_Aim_: Output the material exactly, but drop every image it holds.

***

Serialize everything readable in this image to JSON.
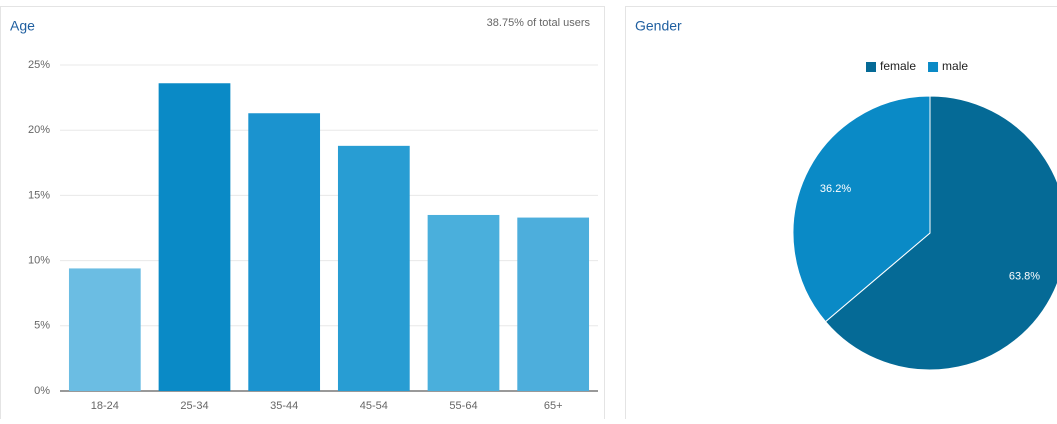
{
  "chart_data": [
    {
      "type": "bar",
      "title": "Age",
      "subtitle": "38.75% of total users",
      "categories": [
        "18-24",
        "25-34",
        "35-44",
        "45-54",
        "55-64",
        "65+"
      ],
      "values": [
        9.4,
        23.6,
        21.3,
        18.8,
        13.5,
        13.3
      ],
      "colors": [
        "#6bbde3",
        "#0a8ac6",
        "#1b93cf",
        "#289dd3",
        "#4aafdc",
        "#4daedc"
      ],
      "ylim": [
        0,
        25
      ],
      "yticks": [
        {
          "value": 0,
          "label": "0%"
        },
        {
          "value": 5,
          "label": "5%"
        },
        {
          "value": 10,
          "label": "10%"
        },
        {
          "value": 15,
          "label": "15%"
        },
        {
          "value": 20,
          "label": "20%"
        },
        {
          "value": 25,
          "label": "25%"
        }
      ],
      "grid": true
    },
    {
      "type": "pie",
      "title": "Gender",
      "categories": [
        "female",
        "male"
      ],
      "values": [
        63.8,
        36.2
      ],
      "value_labels": [
        "63.8%",
        "36.2%"
      ],
      "colors": [
        "#056a96",
        "#0a8ac6"
      ],
      "legend": "top"
    }
  ]
}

***

_Complete response_:
Serialize everything readable in this image to JSON.
{
  "chart_data": [
    {
      "type": "bar",
      "title": "Age",
      "subtitle": "38.75% of total users",
      "categories": [
        "18-24",
        "25-34",
        "35-44",
        "45-54",
        "55-64",
        "65+"
      ],
      "values": [
        9.4,
        23.6,
        21.3,
        18.8,
        13.5,
        13.3
      ],
      "colors": [
        "#6bbde3",
        "#0a8ac6",
        "#1b93cf",
        "#289dd3",
        "#4aafdc",
        "#4daedc"
      ],
      "ylim": [
        0,
        25
      ],
      "yticks": [
        {
          "value": 0,
          "label": "0%"
        },
        {
          "value": 5,
          "label": "5%"
        },
        {
          "value": 10,
          "label": "10%"
        },
        {
          "value": 15,
          "label": "15%"
        },
        {
          "value": 20,
          "label": "20%"
        },
        {
          "value": 25,
          "label": "25%"
        }
      ],
      "grid": true
    },
    {
      "type": "pie",
      "title": "Gender",
      "categories": [
        "female",
        "male"
      ],
      "values": [
        63.8,
        36.2
      ],
      "value_labels": [
        "63.8%",
        "36.2%"
      ],
      "colors": [
        "#056a96",
        "#0a8ac6"
      ],
      "legend": "top"
    }
  ]
}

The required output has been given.